▶ _Challenge_:
Write the data out again exactly, with no pictures.

=== Available records ===

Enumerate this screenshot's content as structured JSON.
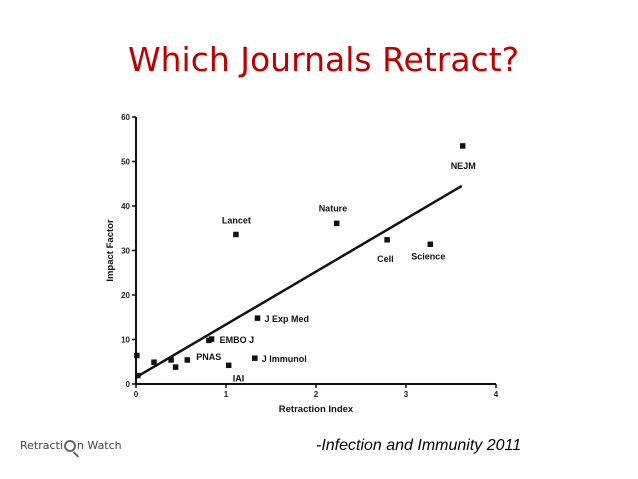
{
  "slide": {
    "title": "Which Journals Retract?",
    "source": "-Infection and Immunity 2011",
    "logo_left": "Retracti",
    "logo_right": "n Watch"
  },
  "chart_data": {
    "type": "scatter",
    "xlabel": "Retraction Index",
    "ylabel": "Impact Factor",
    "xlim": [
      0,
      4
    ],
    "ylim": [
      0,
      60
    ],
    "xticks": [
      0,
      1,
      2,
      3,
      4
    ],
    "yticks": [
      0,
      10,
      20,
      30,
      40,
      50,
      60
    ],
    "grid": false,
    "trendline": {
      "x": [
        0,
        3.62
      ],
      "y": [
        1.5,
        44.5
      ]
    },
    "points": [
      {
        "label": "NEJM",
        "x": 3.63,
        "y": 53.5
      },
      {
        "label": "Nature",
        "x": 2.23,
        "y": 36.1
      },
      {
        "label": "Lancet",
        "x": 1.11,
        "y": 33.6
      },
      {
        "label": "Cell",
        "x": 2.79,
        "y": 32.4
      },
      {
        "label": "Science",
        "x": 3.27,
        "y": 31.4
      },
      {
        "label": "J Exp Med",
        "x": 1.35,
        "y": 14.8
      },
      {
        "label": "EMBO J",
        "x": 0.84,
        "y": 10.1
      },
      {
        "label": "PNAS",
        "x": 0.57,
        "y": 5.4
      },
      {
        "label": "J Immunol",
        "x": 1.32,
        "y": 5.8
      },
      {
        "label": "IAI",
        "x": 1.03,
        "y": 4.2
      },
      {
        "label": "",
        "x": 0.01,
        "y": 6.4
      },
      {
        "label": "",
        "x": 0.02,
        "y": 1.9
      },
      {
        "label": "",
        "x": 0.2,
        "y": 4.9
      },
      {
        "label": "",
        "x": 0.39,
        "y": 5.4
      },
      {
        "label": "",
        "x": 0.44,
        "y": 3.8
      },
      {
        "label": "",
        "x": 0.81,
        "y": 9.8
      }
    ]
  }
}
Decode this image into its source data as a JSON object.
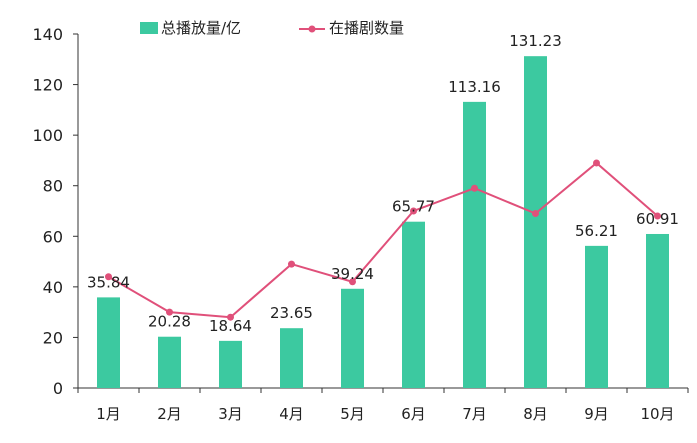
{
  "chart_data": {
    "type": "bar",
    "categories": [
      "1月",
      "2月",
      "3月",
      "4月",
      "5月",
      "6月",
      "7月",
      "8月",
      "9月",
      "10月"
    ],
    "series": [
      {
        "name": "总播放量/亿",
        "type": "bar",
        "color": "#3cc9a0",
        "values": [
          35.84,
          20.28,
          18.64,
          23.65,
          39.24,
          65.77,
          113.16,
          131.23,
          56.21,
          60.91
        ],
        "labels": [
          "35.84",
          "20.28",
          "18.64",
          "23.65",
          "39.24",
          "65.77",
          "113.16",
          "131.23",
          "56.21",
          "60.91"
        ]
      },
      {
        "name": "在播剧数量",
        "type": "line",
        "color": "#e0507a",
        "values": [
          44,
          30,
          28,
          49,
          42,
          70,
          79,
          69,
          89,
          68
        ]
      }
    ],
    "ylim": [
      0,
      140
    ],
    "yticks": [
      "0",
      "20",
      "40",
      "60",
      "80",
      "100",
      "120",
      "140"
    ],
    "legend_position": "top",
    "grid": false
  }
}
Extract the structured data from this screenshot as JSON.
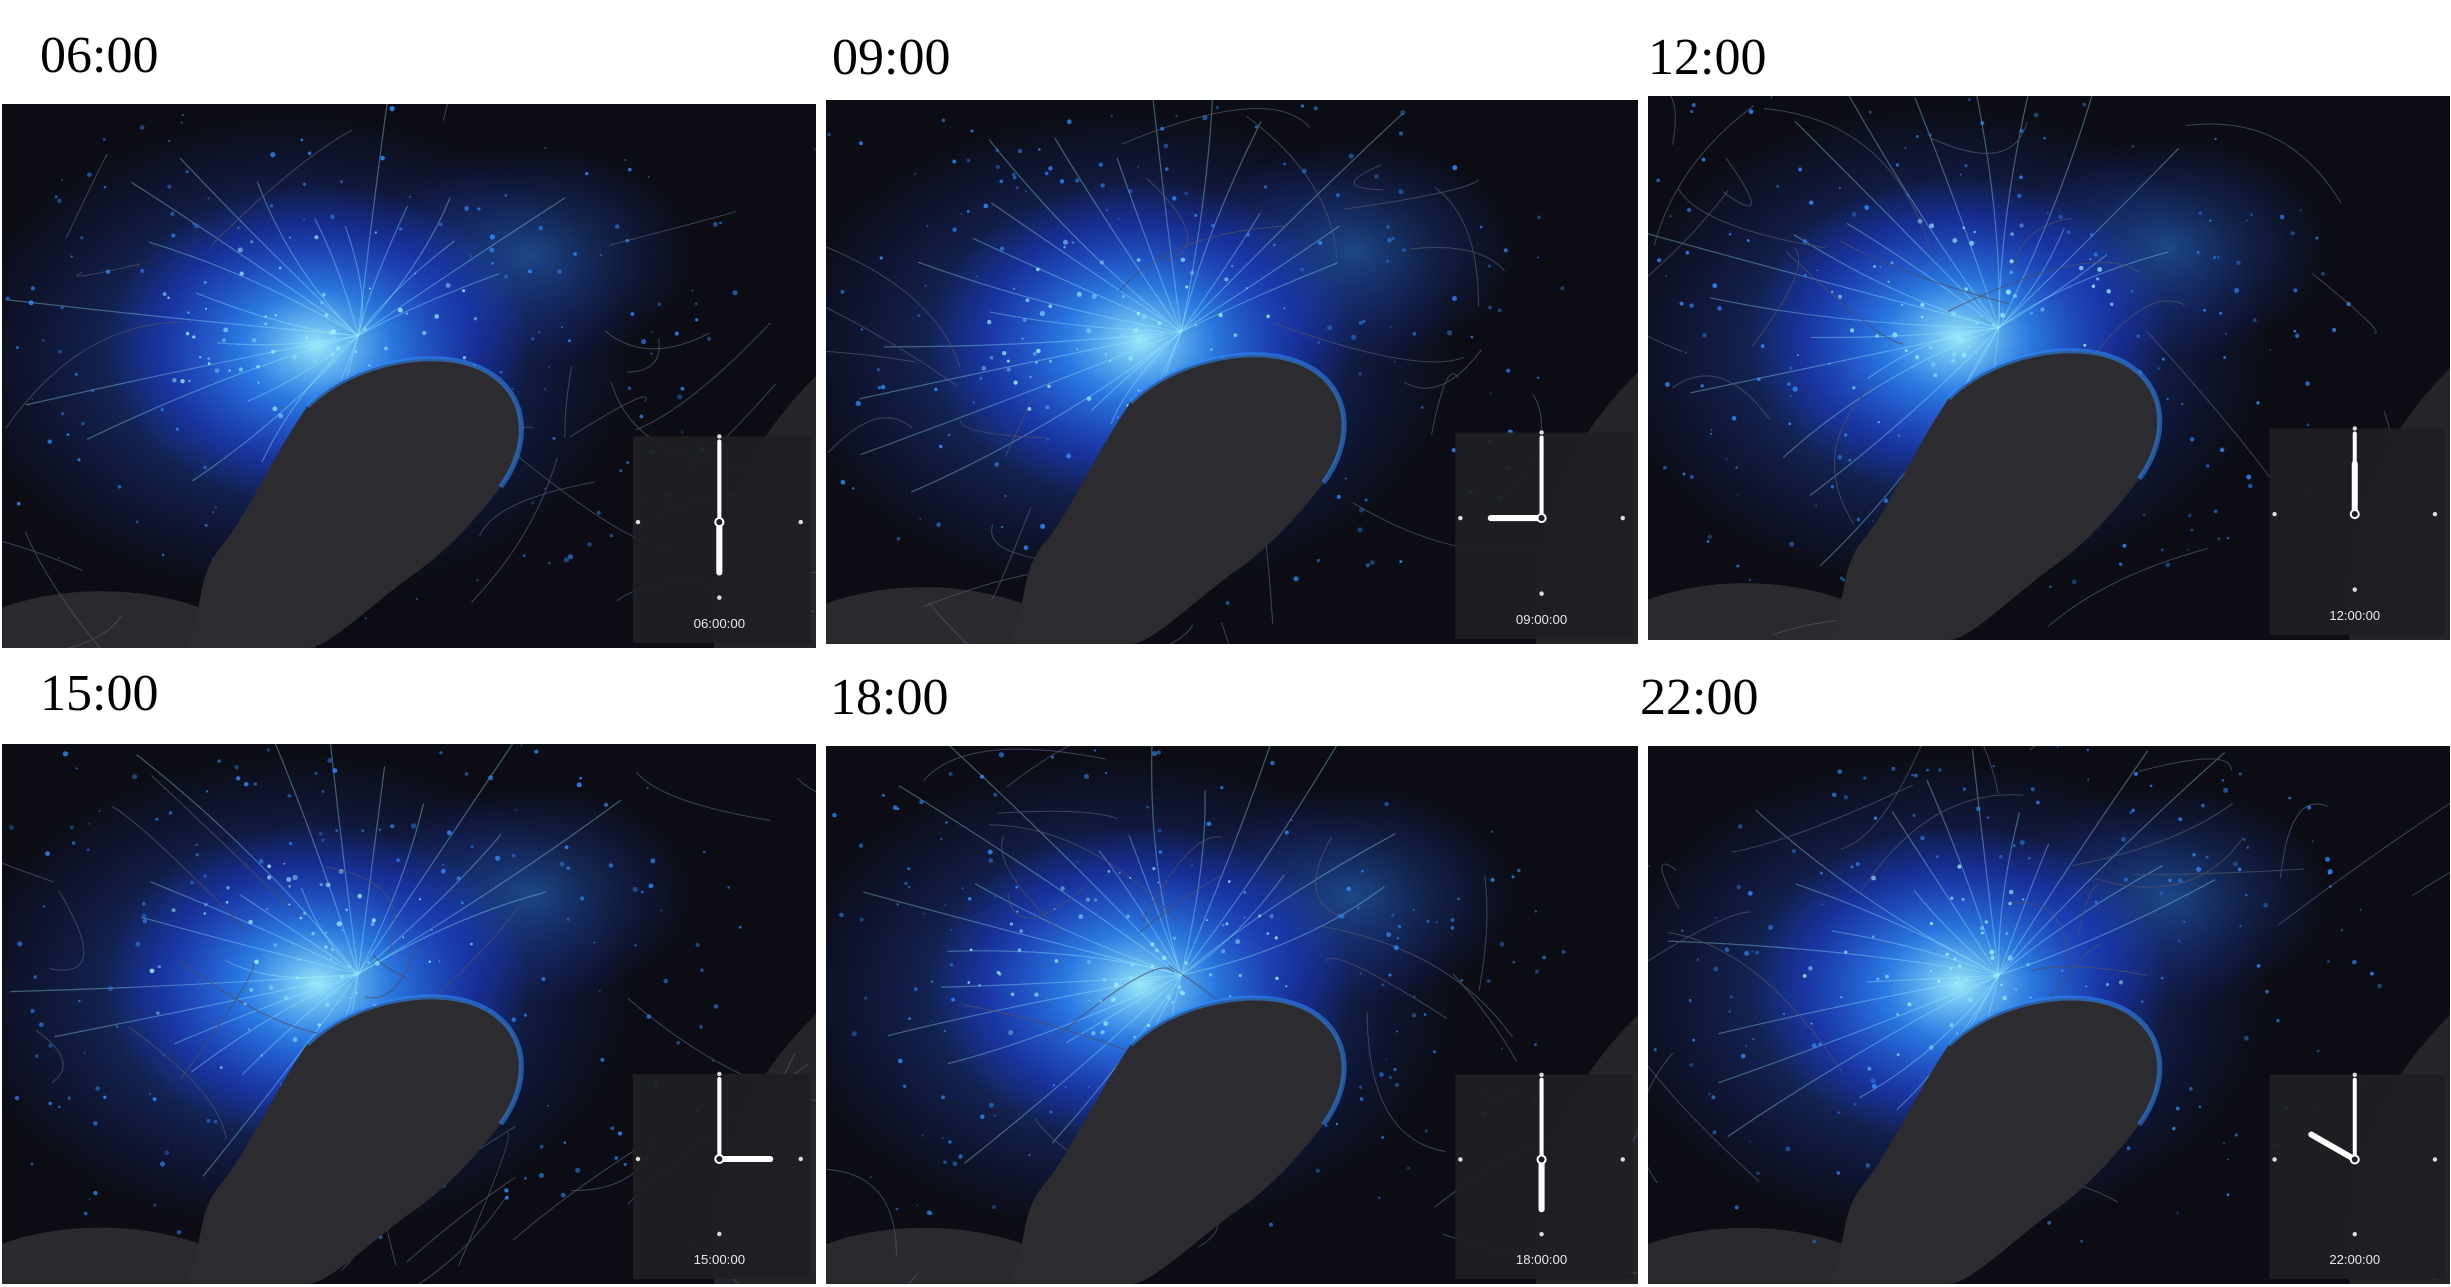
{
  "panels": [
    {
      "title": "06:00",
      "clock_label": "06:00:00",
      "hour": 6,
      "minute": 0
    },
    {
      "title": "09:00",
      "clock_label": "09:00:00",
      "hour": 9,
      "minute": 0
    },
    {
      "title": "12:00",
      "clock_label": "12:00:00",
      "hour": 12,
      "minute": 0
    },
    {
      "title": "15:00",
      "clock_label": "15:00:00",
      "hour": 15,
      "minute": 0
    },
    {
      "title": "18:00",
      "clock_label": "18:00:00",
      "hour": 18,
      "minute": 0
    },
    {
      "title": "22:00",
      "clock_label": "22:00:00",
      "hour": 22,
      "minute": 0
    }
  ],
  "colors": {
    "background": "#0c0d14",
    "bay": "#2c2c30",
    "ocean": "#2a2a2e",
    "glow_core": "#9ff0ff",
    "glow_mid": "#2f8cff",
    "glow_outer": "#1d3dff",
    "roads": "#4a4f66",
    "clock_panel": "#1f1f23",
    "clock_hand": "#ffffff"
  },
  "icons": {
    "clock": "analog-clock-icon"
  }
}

===

▶ _The output_:
Enumerate this screenshot's content as structured JSON.
{
  "slide": {
    "title": "Which Journals Retract?",
    "source": "-Infection and Immunity 2011",
    "logo_left": "Retracti",
    "logo_right": "n Watch"
  },
  "chart_data": {
    "type": "scatter",
    "xlabel": "Retraction Index",
    "ylabel": "Impact Factor",
    "xlim": [
      0,
      4
    ],
    "ylim": [
      0,
      60
    ],
    "xticks": [
      0,
      1,
      2,
      3,
      4
    ],
    "yticks": [
      0,
      10,
      20,
      30,
      40,
      50,
      60
    ],
    "grid": false,
    "trendline": {
      "x": [
        0,
        3.62
      ],
      "y": [
        1.5,
        44.5
      ]
    },
    "points": [
      {
        "label": "NEJM",
        "x": 3.63,
        "y": 53.5
      },
      {
        "label": "Nature",
        "x": 2.23,
        "y": 36.1
      },
      {
        "label": "Lancet",
        "x": 1.11,
        "y": 33.6
      },
      {
        "label": "Cell",
        "x": 2.79,
        "y": 32.4
      },
      {
        "label": "Science",
        "x": 3.27,
        "y": 31.4
      },
      {
        "label": "J Exp Med",
        "x": 1.35,
        "y": 14.8
      },
      {
        "label": "EMBO J",
        "x": 0.84,
        "y": 10.1
      },
      {
        "label": "PNAS",
        "x": 0.57,
        "y": 5.4
      },
      {
        "label": "J Immunol",
        "x": 1.32,
        "y": 5.8
      },
      {
        "label": "IAI",
        "x": 1.03,
        "y": 4.2
      },
      {
        "label": "",
        "x": 0.01,
        "y": 6.4
      },
      {
        "label": "",
        "x": 0.02,
        "y": 1.9
      },
      {
        "label": "",
        "x": 0.2,
        "y": 4.9
      },
      {
        "label": "",
        "x": 0.39,
        "y": 5.4
      },
      {
        "label": "",
        "x": 0.44,
        "y": 3.8
      },
      {
        "label": "",
        "x": 0.81,
        "y": 9.8
      }
    ]
  }
}
Decode this image into its source data as a JSON object.
{
  "chart_data": {
    "type": "bar",
    "categories": [
      "1月",
      "2月",
      "3月",
      "4月",
      "5月",
      "6月",
      "7月",
      "8月",
      "9月",
      "10月"
    ],
    "series": [
      {
        "name": "总播放量/亿",
        "type": "bar",
        "color": "#3cc9a0",
        "values": [
          35.84,
          20.28,
          18.64,
          23.65,
          39.24,
          65.77,
          113.16,
          131.23,
          56.21,
          60.91
        ],
        "labels": [
          "35.84",
          "20.28",
          "18.64",
          "23.65",
          "39.24",
          "65.77",
          "113.16",
          "131.23",
          "56.21",
          "60.91"
        ]
      },
      {
        "name": "在播剧数量",
        "type": "line",
        "color": "#e0507a",
        "values": [
          44,
          30,
          28,
          49,
          42,
          70,
          79,
          69,
          89,
          68
        ]
      }
    ],
    "ylim": [
      0,
      140
    ],
    "yticks": [
      "0",
      "20",
      "40",
      "60",
      "80",
      "100",
      "120",
      "140"
    ],
    "legend_position": "top",
    "grid": false
  }
}
Extract the structured data from this screenshot as JSON.
{
  "panels": [
    {
      "title": "06:00",
      "clock_label": "06:00:00",
      "hour": 6,
      "minute": 0
    },
    {
      "title": "09:00",
      "clock_label": "09:00:00",
      "hour": 9,
      "minute": 0
    },
    {
      "title": "12:00",
      "clock_label": "12:00:00",
      "hour": 12,
      "minute": 0
    },
    {
      "title": "15:00",
      "clock_label": "15:00:00",
      "hour": 15,
      "minute": 0
    },
    {
      "title": "18:00",
      "clock_label": "18:00:00",
      "hour": 18,
      "minute": 0
    },
    {
      "title": "22:00",
      "clock_label": "22:00:00",
      "hour": 22,
      "minute": 0
    }
  ],
  "colors": {
    "background": "#0c0d14",
    "bay": "#2c2c30",
    "ocean": "#2a2a2e",
    "glow_core": "#9ff0ff",
    "glow_mid": "#2f8cff",
    "glow_outer": "#1d3dff",
    "roads": "#4a4f66",
    "clock_panel": "#1f1f23",
    "clock_hand": "#ffffff"
  },
  "icons": {
    "clock": "analog-clock-icon"
  }
}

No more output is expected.